Extracted data entries

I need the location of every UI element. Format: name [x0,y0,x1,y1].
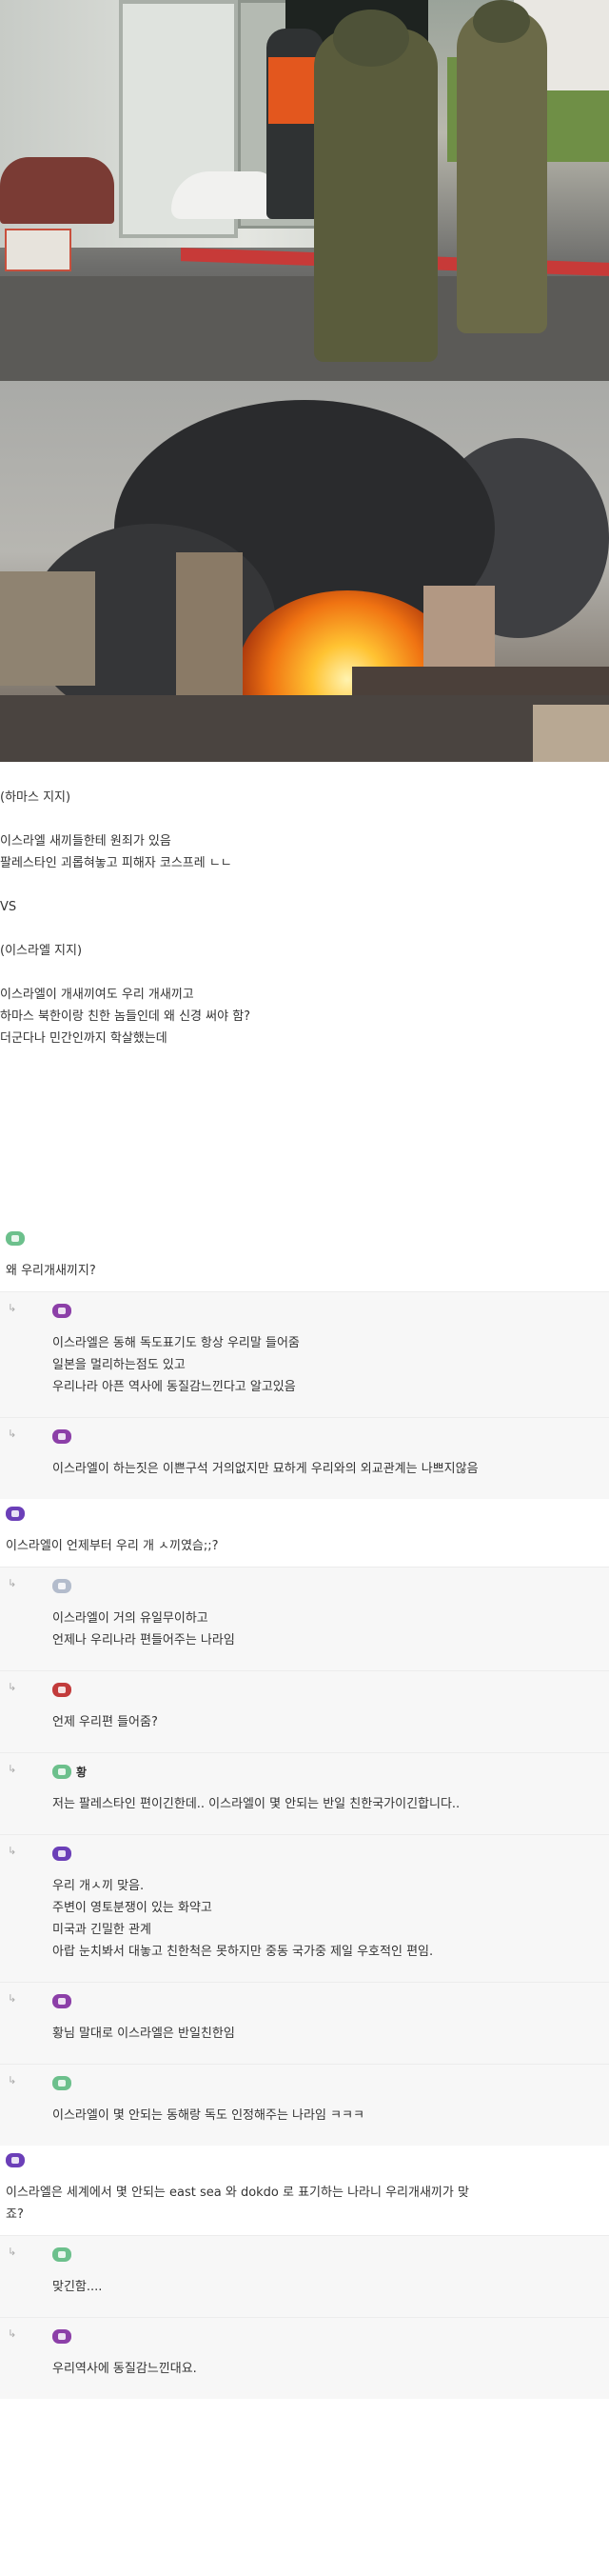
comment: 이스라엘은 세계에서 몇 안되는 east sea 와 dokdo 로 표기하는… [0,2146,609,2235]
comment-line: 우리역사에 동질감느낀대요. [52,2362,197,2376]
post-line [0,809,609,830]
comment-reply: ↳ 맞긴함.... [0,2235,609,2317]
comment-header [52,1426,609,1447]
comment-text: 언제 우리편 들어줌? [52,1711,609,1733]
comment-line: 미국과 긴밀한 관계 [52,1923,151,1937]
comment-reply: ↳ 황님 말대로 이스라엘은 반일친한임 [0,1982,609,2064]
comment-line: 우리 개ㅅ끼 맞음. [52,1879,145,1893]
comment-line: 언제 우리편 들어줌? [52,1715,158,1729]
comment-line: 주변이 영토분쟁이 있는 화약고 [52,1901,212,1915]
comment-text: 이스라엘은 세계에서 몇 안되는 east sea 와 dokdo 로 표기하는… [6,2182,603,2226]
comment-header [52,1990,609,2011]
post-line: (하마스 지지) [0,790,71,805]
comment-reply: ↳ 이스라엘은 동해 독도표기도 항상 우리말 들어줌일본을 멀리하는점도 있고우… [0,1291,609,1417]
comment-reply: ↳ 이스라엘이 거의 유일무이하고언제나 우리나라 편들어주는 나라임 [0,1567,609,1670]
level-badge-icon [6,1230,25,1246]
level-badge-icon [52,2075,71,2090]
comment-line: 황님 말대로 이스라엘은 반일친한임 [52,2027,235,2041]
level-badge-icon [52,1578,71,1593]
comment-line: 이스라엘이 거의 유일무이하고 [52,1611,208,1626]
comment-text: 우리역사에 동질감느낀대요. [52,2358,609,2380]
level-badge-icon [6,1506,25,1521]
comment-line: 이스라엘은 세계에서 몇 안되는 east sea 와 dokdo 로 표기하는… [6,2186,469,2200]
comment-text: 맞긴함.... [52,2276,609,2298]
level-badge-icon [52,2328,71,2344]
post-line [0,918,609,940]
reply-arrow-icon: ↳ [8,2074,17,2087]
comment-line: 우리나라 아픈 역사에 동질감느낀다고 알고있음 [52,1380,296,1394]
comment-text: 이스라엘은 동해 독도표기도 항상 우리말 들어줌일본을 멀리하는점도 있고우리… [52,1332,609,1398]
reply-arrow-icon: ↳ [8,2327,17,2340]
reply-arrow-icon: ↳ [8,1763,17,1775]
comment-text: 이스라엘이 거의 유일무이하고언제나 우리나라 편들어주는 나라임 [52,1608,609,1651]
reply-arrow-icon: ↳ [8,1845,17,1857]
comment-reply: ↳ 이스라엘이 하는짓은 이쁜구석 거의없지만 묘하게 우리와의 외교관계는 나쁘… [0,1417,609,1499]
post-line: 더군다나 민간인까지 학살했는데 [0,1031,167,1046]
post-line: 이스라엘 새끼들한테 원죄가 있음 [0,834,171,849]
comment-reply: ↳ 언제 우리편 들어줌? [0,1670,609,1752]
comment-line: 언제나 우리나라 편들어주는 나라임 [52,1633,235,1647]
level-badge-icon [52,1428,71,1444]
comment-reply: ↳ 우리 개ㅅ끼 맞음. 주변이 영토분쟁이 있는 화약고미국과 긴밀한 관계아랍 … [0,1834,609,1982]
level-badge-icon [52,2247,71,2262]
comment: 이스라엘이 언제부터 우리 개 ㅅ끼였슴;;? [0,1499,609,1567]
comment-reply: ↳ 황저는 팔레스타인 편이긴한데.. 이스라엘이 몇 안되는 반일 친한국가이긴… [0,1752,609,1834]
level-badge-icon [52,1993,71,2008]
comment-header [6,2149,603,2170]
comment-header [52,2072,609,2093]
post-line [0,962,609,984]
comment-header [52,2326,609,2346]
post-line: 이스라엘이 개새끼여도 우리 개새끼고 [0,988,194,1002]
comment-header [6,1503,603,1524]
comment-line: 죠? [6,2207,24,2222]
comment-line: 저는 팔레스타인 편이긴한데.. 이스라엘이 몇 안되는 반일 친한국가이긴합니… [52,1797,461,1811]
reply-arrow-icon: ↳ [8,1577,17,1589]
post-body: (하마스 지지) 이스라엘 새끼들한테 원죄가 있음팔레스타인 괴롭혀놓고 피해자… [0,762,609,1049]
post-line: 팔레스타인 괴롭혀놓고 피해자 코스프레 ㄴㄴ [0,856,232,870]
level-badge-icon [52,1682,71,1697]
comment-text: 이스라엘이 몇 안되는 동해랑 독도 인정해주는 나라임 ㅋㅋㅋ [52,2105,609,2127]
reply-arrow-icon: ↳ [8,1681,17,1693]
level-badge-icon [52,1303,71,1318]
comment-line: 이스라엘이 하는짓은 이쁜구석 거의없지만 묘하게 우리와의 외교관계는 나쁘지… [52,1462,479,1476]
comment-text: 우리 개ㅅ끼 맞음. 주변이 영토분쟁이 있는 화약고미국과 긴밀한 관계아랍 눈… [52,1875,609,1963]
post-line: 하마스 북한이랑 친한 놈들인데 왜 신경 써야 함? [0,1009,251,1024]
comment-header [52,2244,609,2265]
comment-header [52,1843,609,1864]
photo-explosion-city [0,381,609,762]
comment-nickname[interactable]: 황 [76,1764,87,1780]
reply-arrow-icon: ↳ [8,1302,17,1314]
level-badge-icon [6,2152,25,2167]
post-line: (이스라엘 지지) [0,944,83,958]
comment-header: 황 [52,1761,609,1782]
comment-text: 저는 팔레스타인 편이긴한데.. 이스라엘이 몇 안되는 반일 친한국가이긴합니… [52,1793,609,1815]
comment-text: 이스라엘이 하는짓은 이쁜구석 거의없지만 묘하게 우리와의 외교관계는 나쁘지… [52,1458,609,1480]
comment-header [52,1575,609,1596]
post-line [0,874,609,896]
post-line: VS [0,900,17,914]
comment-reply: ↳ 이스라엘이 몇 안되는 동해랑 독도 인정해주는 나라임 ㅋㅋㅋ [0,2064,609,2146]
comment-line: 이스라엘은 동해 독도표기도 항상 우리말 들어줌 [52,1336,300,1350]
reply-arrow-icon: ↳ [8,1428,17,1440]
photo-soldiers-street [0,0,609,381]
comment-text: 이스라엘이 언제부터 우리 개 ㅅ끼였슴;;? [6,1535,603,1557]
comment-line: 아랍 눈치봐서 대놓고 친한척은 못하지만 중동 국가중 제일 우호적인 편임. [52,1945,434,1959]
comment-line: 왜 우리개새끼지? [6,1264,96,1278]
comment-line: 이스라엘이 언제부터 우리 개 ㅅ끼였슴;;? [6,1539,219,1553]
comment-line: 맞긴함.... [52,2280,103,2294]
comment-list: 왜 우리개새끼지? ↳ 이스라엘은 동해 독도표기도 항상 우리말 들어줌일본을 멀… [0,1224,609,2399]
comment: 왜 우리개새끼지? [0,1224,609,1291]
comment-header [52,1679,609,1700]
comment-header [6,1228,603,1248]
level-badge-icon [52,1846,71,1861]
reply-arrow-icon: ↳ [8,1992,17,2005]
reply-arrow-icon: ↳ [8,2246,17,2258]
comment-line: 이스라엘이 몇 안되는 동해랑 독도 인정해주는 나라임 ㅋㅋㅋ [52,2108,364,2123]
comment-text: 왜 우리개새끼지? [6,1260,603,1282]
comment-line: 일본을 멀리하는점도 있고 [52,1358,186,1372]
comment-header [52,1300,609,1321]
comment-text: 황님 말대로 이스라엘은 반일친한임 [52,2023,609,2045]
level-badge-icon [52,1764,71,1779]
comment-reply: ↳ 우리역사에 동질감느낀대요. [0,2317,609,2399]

■ Task goal: Write out every line of the listing above verbatim, leaving out any pictures.

■ Output:
I need the location of every UI element. Format: name [x0,y0,x1,y1].
comment: 이스라엘은 세계에서 몇 안되는 east sea 와 dokdo 로 표기하는… [0,2146,609,2235]
comment-line: 우리역사에 동질감느낀대요. [52,2362,197,2376]
post-line [0,809,609,830]
comment-reply: ↳ 맞긴함.... [0,2235,609,2317]
comment-header [52,1426,609,1447]
comment-text: 언제 우리편 들어줌? [52,1711,609,1733]
comment-line: 미국과 긴밀한 관계 [52,1923,151,1937]
comment-reply: ↳ 황님 말대로 이스라엘은 반일친한임 [0,1982,609,2064]
comment-line: 우리 개ㅅ끼 맞음. [52,1879,145,1893]
comment-line: 언제 우리편 들어줌? [52,1715,158,1729]
comment-line: 주변이 영토분쟁이 있는 화약고 [52,1901,212,1915]
comment-text: 이스라엘은 세계에서 몇 안되는 east sea 와 dokdo 로 표기하는… [6,2182,603,2226]
comment-header [52,1990,609,2011]
post-line: (하마스 지지) [0,790,71,805]
comment-reply: ↳ 이스라엘은 동해 독도표기도 항상 우리말 들어줌일본을 멀리하는점도 있고우… [0,1291,609,1417]
comment-reply: ↳ 이스라엘이 거의 유일무이하고언제나 우리나라 편들어주는 나라임 [0,1567,609,1670]
level-badge-icon [6,1230,25,1246]
level-badge-icon [52,2075,71,2090]
comment-line: 황님 말대로 이스라엘은 반일친한임 [52,2027,235,2041]
level-badge-icon [52,1578,71,1593]
comment-line: 이스라엘이 거의 유일무이하고 [52,1611,208,1626]
comment-text: 우리역사에 동질감느낀대요. [52,2358,609,2380]
level-badge-icon [6,1506,25,1521]
comment-line: 이스라엘은 세계에서 몇 안되는 east sea 와 dokdo 로 표기하는… [6,2186,469,2200]
comment-text: 맞긴함.... [52,2276,609,2298]
level-badge-icon [52,2328,71,2344]
post-line [0,918,609,940]
reply-arrow-icon: ↳ [8,2074,17,2087]
comment-line: 우리나라 아픈 역사에 동질감느낀다고 알고있음 [52,1380,296,1394]
comment-text: 이스라엘은 동해 독도표기도 항상 우리말 들어줌일본을 멀리하는점도 있고우리… [52,1332,609,1398]
reply-arrow-icon: ↳ [8,2327,17,2340]
reply-arrow-icon: ↳ [8,1763,17,1775]
comment-text: 이스라엘이 거의 유일무이하고언제나 우리나라 편들어주는 나라임 [52,1608,609,1651]
reply-arrow-icon: ↳ [8,1845,17,1857]
comment-reply: ↳ 이스라엘이 하는짓은 이쁜구석 거의없지만 묘하게 우리와의 외교관계는 나쁘… [0,1417,609,1499]
post-line: 더군다나 민간인까지 학살했는데 [0,1031,167,1046]
post-line: 이스라엘 새끼들한테 원죄가 있음 [0,834,171,849]
comment-reply: ↳ 언제 우리편 들어줌? [0,1670,609,1752]
comment-line: 언제나 우리나라 편들어주는 나라임 [52,1633,235,1647]
level-badge-icon [52,1428,71,1444]
comment-reply: ↳ 우리 개ㅅ끼 맞음. 주변이 영토분쟁이 있는 화약고미국과 긴밀한 관계아랍 … [0,1834,609,1982]
level-badge-icon [52,2247,71,2262]
comment: 이스라엘이 언제부터 우리 개 ㅅ끼였슴;;? [0,1499,609,1567]
comment-reply: ↳ 황저는 팔레스타인 편이긴한데.. 이스라엘이 몇 안되는 반일 친한국가이긴… [0,1752,609,1834]
level-badge-icon [52,1993,71,2008]
comment-header [6,2149,603,2170]
comment-header [52,2072,609,2093]
post-line [0,962,609,984]
comment-header [52,2326,609,2346]
post-line: 이스라엘이 개새끼여도 우리 개새끼고 [0,988,194,1002]
comment-header [6,1503,603,1524]
comment-line: 죠? [6,2207,24,2222]
comment-line: 저는 팔레스타인 편이긴한데.. 이스라엘이 몇 안되는 반일 친한국가이긴합니… [52,1797,461,1811]
reply-arrow-icon: ↳ [8,1577,17,1589]
post-body: (하마스 지지) 이스라엘 새끼들한테 원죄가 있음팔레스타인 괴롭혀놓고 피해자… [0,762,609,1049]
post-line: 팔레스타인 괴롭혀놓고 피해자 코스프레 ㄴㄴ [0,856,232,870]
level-badge-icon [52,1682,71,1697]
comment-text: 이스라엘이 몇 안되는 동해랑 독도 인정해주는 나라임 ㅋㅋㅋ [52,2105,609,2127]
reply-arrow-icon: ↳ [8,1681,17,1693]
level-badge-icon [52,1303,71,1318]
comment-line: 이스라엘이 하는짓은 이쁜구석 거의없지만 묘하게 우리와의 외교관계는 나쁘지… [52,1462,479,1476]
comment-text: 우리 개ㅅ끼 맞음. 주변이 영토분쟁이 있는 화약고미국과 긴밀한 관계아랍 눈… [52,1875,609,1963]
post-line: 하마스 북한이랑 친한 놈들인데 왜 신경 써야 함? [0,1009,251,1024]
comment-header [52,2244,609,2265]
comment-header [52,1843,609,1864]
photo-explosion-city [0,381,609,762]
comment-nickname[interactable]: 황 [76,1764,87,1780]
reply-arrow-icon: ↳ [8,1302,17,1314]
level-badge-icon [6,2152,25,2167]
post-line: (이스라엘 지지) [0,944,83,958]
comment-header: 황 [52,1761,609,1782]
comment-text: 저는 팔레스타인 편이긴한데.. 이스라엘이 몇 안되는 반일 친한국가이긴합니… [52,1793,609,1815]
comment-text: 이스라엘이 하는짓은 이쁜구석 거의없지만 묘하게 우리와의 외교관계는 나쁘지… [52,1458,609,1480]
comment-header [52,1575,609,1596]
post-line [0,874,609,896]
post-line: VS [0,900,17,914]
comment-reply: ↳ 이스라엘이 몇 안되는 동해랑 독도 인정해주는 나라임 ㅋㅋㅋ [0,2064,609,2146]
comment-line: 이스라엘은 동해 독도표기도 항상 우리말 들어줌 [52,1336,300,1350]
reply-arrow-icon: ↳ [8,1428,17,1440]
photo-soldiers-street [0,0,609,381]
comment-text: 이스라엘이 언제부터 우리 개 ㅅ끼였슴;;? [6,1535,603,1557]
comment-line: 아랍 눈치봐서 대놓고 친한척은 못하지만 중동 국가중 제일 우호적인 편임. [52,1945,434,1959]
comment-line: 왜 우리개새끼지? [6,1264,96,1278]
comment-line: 이스라엘이 언제부터 우리 개 ㅅ끼였슴;;? [6,1539,219,1553]
comment-line: 맞긴함.... [52,2280,103,2294]
comment-list: 왜 우리개새끼지? ↳ 이스라엘은 동해 독도표기도 항상 우리말 들어줌일본을 멀… [0,1224,609,2399]
comment: 왜 우리개새끼지? [0,1224,609,1291]
comment-header [52,1679,609,1700]
comment-header [6,1228,603,1248]
level-badge-icon [52,1846,71,1861]
reply-arrow-icon: ↳ [8,1992,17,2005]
reply-arrow-icon: ↳ [8,2246,17,2258]
comment-line: 이스라엘이 몇 안되는 동해랑 독도 인정해주는 나라임 ㅋㅋㅋ [52,2108,364,2123]
comment-text: 왜 우리개새끼지? [6,1260,603,1282]
comment-line: 일본을 멀리하는점도 있고 [52,1358,186,1372]
comment-header [52,1300,609,1321]
comment-text: 황님 말대로 이스라엘은 반일친한임 [52,2023,609,2045]
level-badge-icon [52,1764,71,1779]
comment-reply: ↳ 우리역사에 동질감느낀대요. [0,2317,609,2399]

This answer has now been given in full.